_Records that describe figures_
>>

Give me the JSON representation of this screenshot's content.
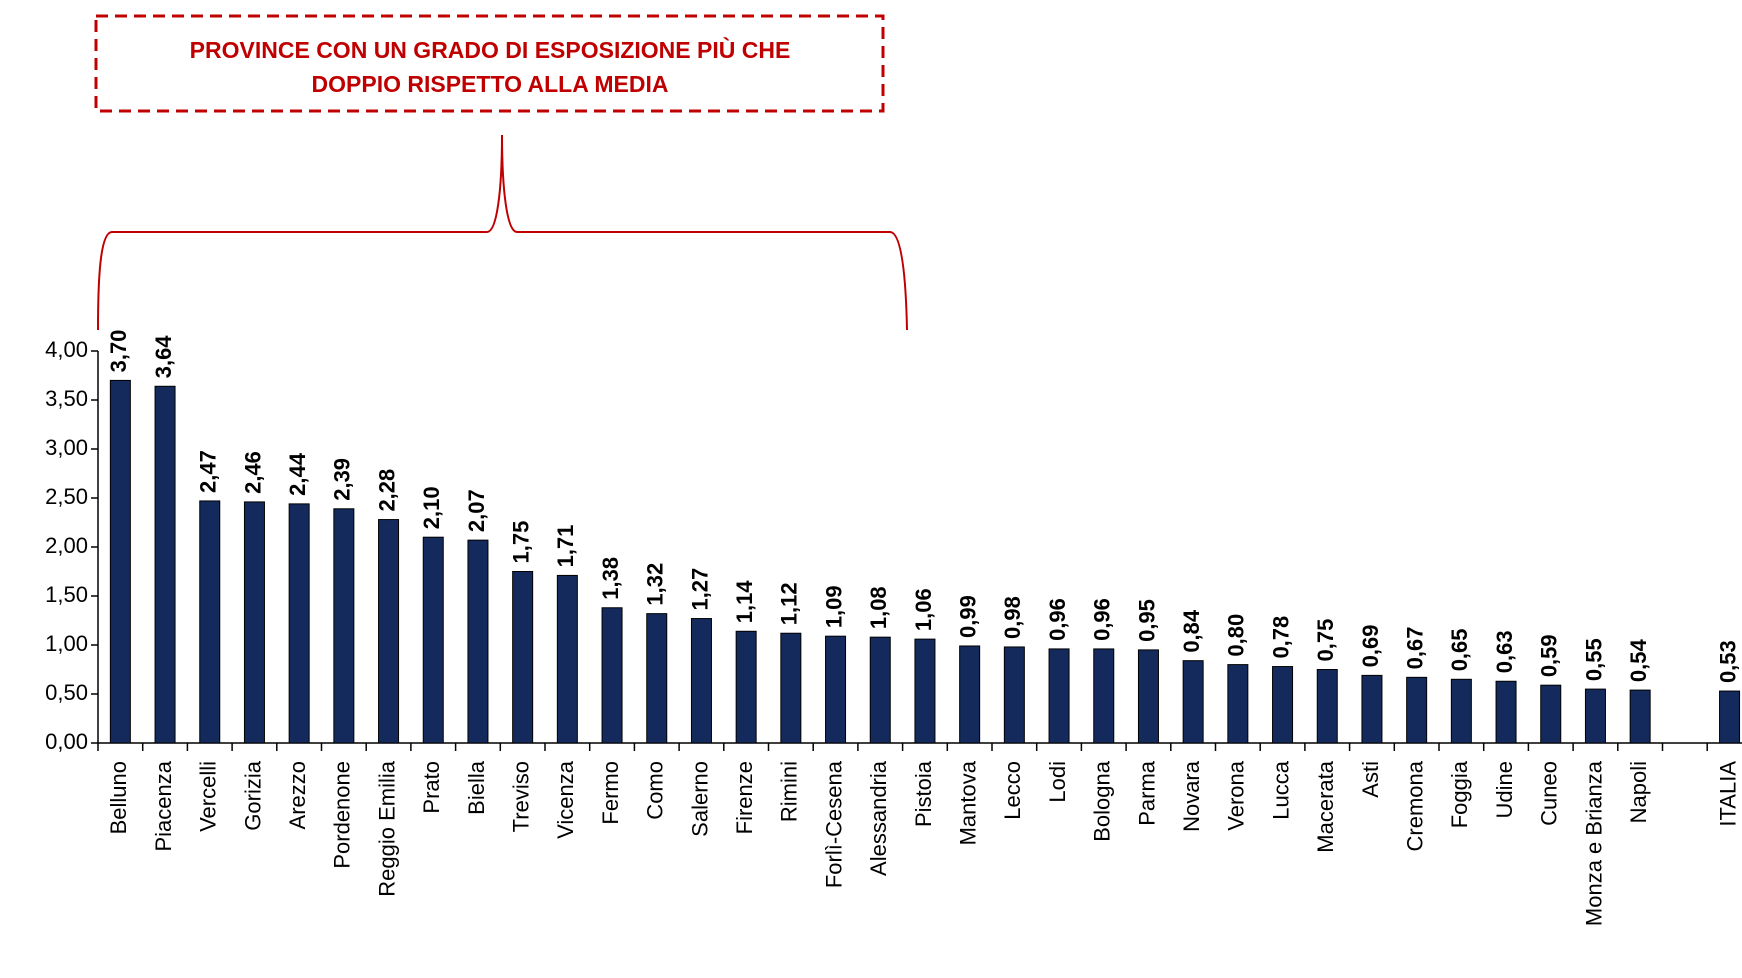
{
  "chart_data": {
    "type": "bar",
    "annotation": [
      "PROVINCE CON UN GRADO DI ESPOSIZIONE PIÙ CHE",
      "DOPPIO RISPETTO ALLA MEDIA"
    ],
    "categories": [
      "Belluno",
      "Piacenza",
      "Vercelli",
      "Gorizia",
      "Arezzo",
      "Pordenone",
      "Reggio Emilia",
      "Prato",
      "Biella",
      "Treviso",
      "Vicenza",
      "Fermo",
      "Como",
      "Salerno",
      "Firenze",
      "Rimini",
      "Forlì-Cesena",
      "Alessandria",
      "Pistoia",
      "Mantova",
      "Lecco",
      "Lodi",
      "Bologna",
      "Parma",
      "Novara",
      "Verona",
      "Lucca",
      "Macerata",
      "Asti",
      "Cremona",
      "Foggia",
      "Udine",
      "Cuneo",
      "Monza e Brianza",
      "Napoli",
      null,
      "ITALIA"
    ],
    "values": [
      3.7,
      3.64,
      2.47,
      2.46,
      2.44,
      2.39,
      2.28,
      2.1,
      2.07,
      1.75,
      1.71,
      1.38,
      1.32,
      1.27,
      1.14,
      1.12,
      1.09,
      1.08,
      1.06,
      0.99,
      0.98,
      0.96,
      0.96,
      0.95,
      0.84,
      0.8,
      0.78,
      0.75,
      0.69,
      0.67,
      0.65,
      0.63,
      0.59,
      0.55,
      0.54,
      null,
      0.53
    ],
    "value_labels": [
      "3,70",
      "3,64",
      "2,47",
      "2,46",
      "2,44",
      "2,39",
      "2,28",
      "2,10",
      "2,07",
      "1,75",
      "1,71",
      "1,38",
      "1,32",
      "1,27",
      "1,14",
      "1,12",
      "1,09",
      "1,08",
      "1,06",
      "0,99",
      "0,98",
      "0,96",
      "0,96",
      "0,95",
      "0,84",
      "0,80",
      "0,78",
      "0,75",
      "0,69",
      "0,67",
      "0,65",
      "0,63",
      "0,59",
      "0,55",
      "0,54",
      null,
      "0,53"
    ],
    "color": "#142a5c",
    "ylim": [
      0,
      4
    ],
    "yticks": [
      {
        "value": 0,
        "label": "0,00"
      },
      {
        "value": 0.5,
        "label": "0,50"
      },
      {
        "value": 1,
        "label": "1,00"
      },
      {
        "value": 1.5,
        "label": "1,50"
      },
      {
        "value": 2,
        "label": "2,00"
      },
      {
        "value": 2.5,
        "label": "2,50"
      },
      {
        "value": 3,
        "label": "3,00"
      },
      {
        "value": 3.5,
        "label": "3,50"
      },
      {
        "value": 4,
        "label": "4,00"
      }
    ],
    "grid": false
  }
}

<<

_EXERCISE BRIEF_
Extract all the entries word for word; omit any pictures.

_RESULT OF THE EXERCISE_
Give me the JSON representation of this screenshot's content.
{
  "chart_data": {
    "type": "bar",
    "annotation": [
      "PROVINCE CON UN GRADO DI ESPOSIZIONE PIÙ CHE",
      "DOPPIO RISPETTO ALLA MEDIA"
    ],
    "categories": [
      "Belluno",
      "Piacenza",
      "Vercelli",
      "Gorizia",
      "Arezzo",
      "Pordenone",
      "Reggio Emilia",
      "Prato",
      "Biella",
      "Treviso",
      "Vicenza",
      "Fermo",
      "Como",
      "Salerno",
      "Firenze",
      "Rimini",
      "Forlì-Cesena",
      "Alessandria",
      "Pistoia",
      "Mantova",
      "Lecco",
      "Lodi",
      "Bologna",
      "Parma",
      "Novara",
      "Verona",
      "Lucca",
      "Macerata",
      "Asti",
      "Cremona",
      "Foggia",
      "Udine",
      "Cuneo",
      "Monza e Brianza",
      "Napoli",
      null,
      "ITALIA"
    ],
    "values": [
      3.7,
      3.64,
      2.47,
      2.46,
      2.44,
      2.39,
      2.28,
      2.1,
      2.07,
      1.75,
      1.71,
      1.38,
      1.32,
      1.27,
      1.14,
      1.12,
      1.09,
      1.08,
      1.06,
      0.99,
      0.98,
      0.96,
      0.96,
      0.95,
      0.84,
      0.8,
      0.78,
      0.75,
      0.69,
      0.67,
      0.65,
      0.63,
      0.59,
      0.55,
      0.54,
      null,
      0.53
    ],
    "value_labels": [
      "3,70",
      "3,64",
      "2,47",
      "2,46",
      "2,44",
      "2,39",
      "2,28",
      "2,10",
      "2,07",
      "1,75",
      "1,71",
      "1,38",
      "1,32",
      "1,27",
      "1,14",
      "1,12",
      "1,09",
      "1,08",
      "1,06",
      "0,99",
      "0,98",
      "0,96",
      "0,96",
      "0,95",
      "0,84",
      "0,80",
      "0,78",
      "0,75",
      "0,69",
      "0,67",
      "0,65",
      "0,63",
      "0,59",
      "0,55",
      "0,54",
      null,
      "0,53"
    ],
    "color": "#142a5c",
    "ylim": [
      0,
      4
    ],
    "yticks": [
      {
        "value": 0,
        "label": "0,00"
      },
      {
        "value": 0.5,
        "label": "0,50"
      },
      {
        "value": 1,
        "label": "1,00"
      },
      {
        "value": 1.5,
        "label": "1,50"
      },
      {
        "value": 2,
        "label": "2,00"
      },
      {
        "value": 2.5,
        "label": "2,50"
      },
      {
        "value": 3,
        "label": "3,00"
      },
      {
        "value": 3.5,
        "label": "3,50"
      },
      {
        "value": 4,
        "label": "4,00"
      }
    ],
    "grid": false
  }
}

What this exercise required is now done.